§ **Given instruction**: Could you write out the records below exactly as they appear?

§ **Entries shown**:
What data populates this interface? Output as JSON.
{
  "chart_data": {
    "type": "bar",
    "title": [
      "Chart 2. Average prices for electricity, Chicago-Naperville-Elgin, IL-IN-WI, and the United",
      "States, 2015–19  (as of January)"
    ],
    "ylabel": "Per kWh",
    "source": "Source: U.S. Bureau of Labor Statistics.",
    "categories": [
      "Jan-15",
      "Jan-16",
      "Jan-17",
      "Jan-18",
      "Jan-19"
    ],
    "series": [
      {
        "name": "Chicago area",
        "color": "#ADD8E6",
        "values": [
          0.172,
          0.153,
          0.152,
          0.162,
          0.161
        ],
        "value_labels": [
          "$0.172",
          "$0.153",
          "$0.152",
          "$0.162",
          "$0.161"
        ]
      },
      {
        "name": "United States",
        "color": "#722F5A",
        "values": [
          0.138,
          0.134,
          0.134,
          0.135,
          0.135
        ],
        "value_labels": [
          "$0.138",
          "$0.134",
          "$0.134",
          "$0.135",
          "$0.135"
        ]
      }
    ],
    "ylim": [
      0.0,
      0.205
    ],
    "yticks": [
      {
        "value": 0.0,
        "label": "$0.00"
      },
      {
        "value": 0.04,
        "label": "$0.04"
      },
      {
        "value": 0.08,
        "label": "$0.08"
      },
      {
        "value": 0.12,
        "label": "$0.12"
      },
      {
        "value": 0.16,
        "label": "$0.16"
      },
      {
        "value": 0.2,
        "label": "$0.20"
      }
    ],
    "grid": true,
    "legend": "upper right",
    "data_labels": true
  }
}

§ **Written solution**:
What data populates this interface? Output as JSON.
{
  "chart_data": {
    "type": "bar",
    "title": [
      "Chart 2. Average prices for electricity, Chicago-Naperville-Elgin, IL-IN-WI, and the United",
      "States, 2015–19  (as of January)"
    ],
    "ylabel": "Per kWh",
    "source": "Source: U.S. Bureau of Labor Statistics.",
    "categories": [
      "Jan-15",
      "Jan-16",
      "Jan-17",
      "Jan-18",
      "Jan-19"
    ],
    "series": [
      {
        "name": "Chicago area",
        "color": "#ADD8E6",
        "values": [
          0.172,
          0.153,
          0.152,
          0.162,
          0.161
        ],
        "value_labels": [
          "$0.172",
          "$0.153",
          "$0.152",
          "$0.162",
          "$0.161"
        ]
      },
      {
        "name": "United States",
        "color": "#722F5A",
        "values": [
          0.138,
          0.134,
          0.134,
          0.135,
          0.135
        ],
        "value_labels": [
          "$0.138",
          "$0.134",
          "$0.134",
          "$0.135",
          "$0.135"
        ]
      }
    ],
    "ylim": [
      0.0,
      0.205
    ],
    "yticks": [
      {
        "value": 0.0,
        "label": "$0.00"
      },
      {
        "value": 0.04,
        "label": "$0.04"
      },
      {
        "value": 0.08,
        "label": "$0.08"
      },
      {
        "value": 0.12,
        "label": "$0.12"
      },
      {
        "value": 0.16,
        "label": "$0.16"
      },
      {
        "value": 0.2,
        "label": "$0.20"
      }
    ],
    "grid": true,
    "legend": "upper right",
    "data_labels": true
  }
}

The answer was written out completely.